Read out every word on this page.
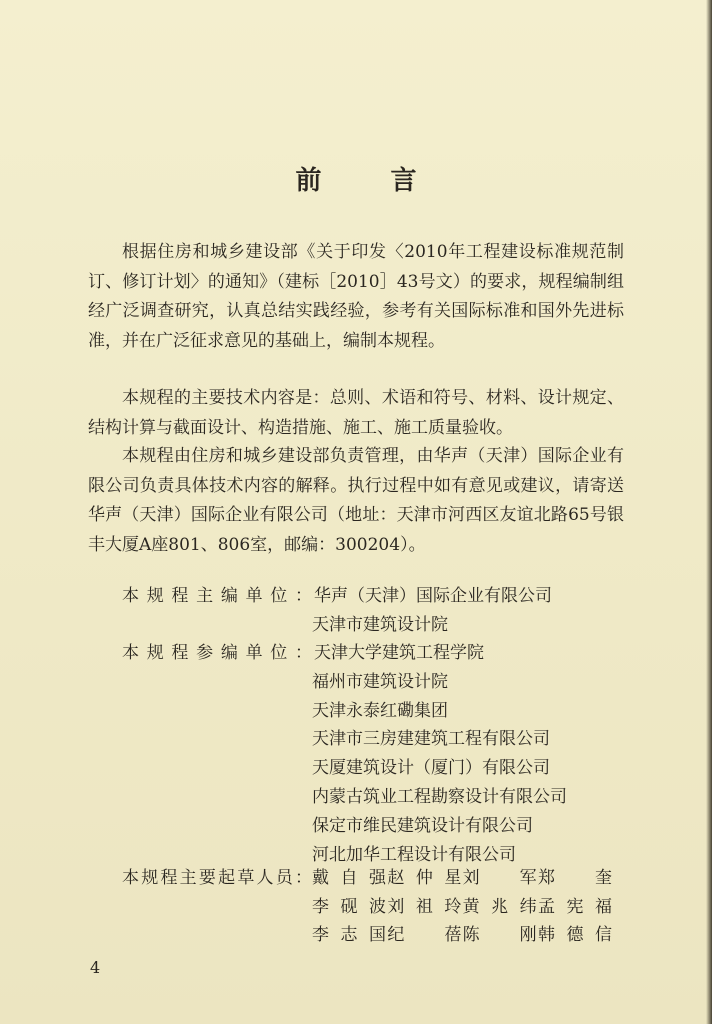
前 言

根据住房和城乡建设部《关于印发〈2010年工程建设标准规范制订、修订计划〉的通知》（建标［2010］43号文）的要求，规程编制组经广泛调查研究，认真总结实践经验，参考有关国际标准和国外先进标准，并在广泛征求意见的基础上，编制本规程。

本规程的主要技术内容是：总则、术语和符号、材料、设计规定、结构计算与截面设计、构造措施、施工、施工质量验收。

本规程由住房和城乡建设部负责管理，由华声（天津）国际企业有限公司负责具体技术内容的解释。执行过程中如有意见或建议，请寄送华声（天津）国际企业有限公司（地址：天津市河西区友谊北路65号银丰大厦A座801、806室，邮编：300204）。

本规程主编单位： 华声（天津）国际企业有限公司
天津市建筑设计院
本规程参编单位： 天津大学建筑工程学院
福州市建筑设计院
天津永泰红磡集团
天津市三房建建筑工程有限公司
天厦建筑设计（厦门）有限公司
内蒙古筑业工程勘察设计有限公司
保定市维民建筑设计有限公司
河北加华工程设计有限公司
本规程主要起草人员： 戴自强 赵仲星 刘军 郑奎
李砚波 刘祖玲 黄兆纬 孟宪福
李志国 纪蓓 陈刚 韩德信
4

------------------------------------------------------------------------

◆ EXERCISE AIM
Leaving out the pictures, repeat the data above exactly.

◆ SOLUTION FOR THIS PROBLEM
Read out every word on this page.
前 言

根据住房和城乡建设部《关于印发〈2010年工程建设标准规范制订、修订计划〉的通知》（建标［2010］43号文）的要求，规程编制组经广泛调查研究，认真总结实践经验，参考有关国际标准和国外先进标准，并在广泛征求意见的基础上，编制本规程。

本规程的主要技术内容是：总则、术语和符号、材料、设计规定、结构计算与截面设计、构造措施、施工、施工质量验收。

本规程由住房和城乡建设部负责管理，由华声（天津）国际企业有限公司负责具体技术内容的解释。执行过程中如有意见或建议，请寄送华声（天津）国际企业有限公司（地址：天津市河西区友谊北路65号银丰大厦A座801、806室，邮编：300204）。

本规程主编单位： 华声（天津）国际企业有限公司
天津市建筑设计院
本规程参编单位： 天津大学建筑工程学院
福州市建筑设计院
天津永泰红磡集团
天津市三房建建筑工程有限公司
天厦建筑设计（厦门）有限公司
内蒙古筑业工程勘察设计有限公司
保定市维民建筑设计有限公司
河北加华工程设计有限公司
本规程主要起草人员： 戴自强 赵仲星 刘军 郑奎
李砚波 刘祖玲 黄兆纬 孟宪福
李志国 纪蓓 陈刚 韩德信
4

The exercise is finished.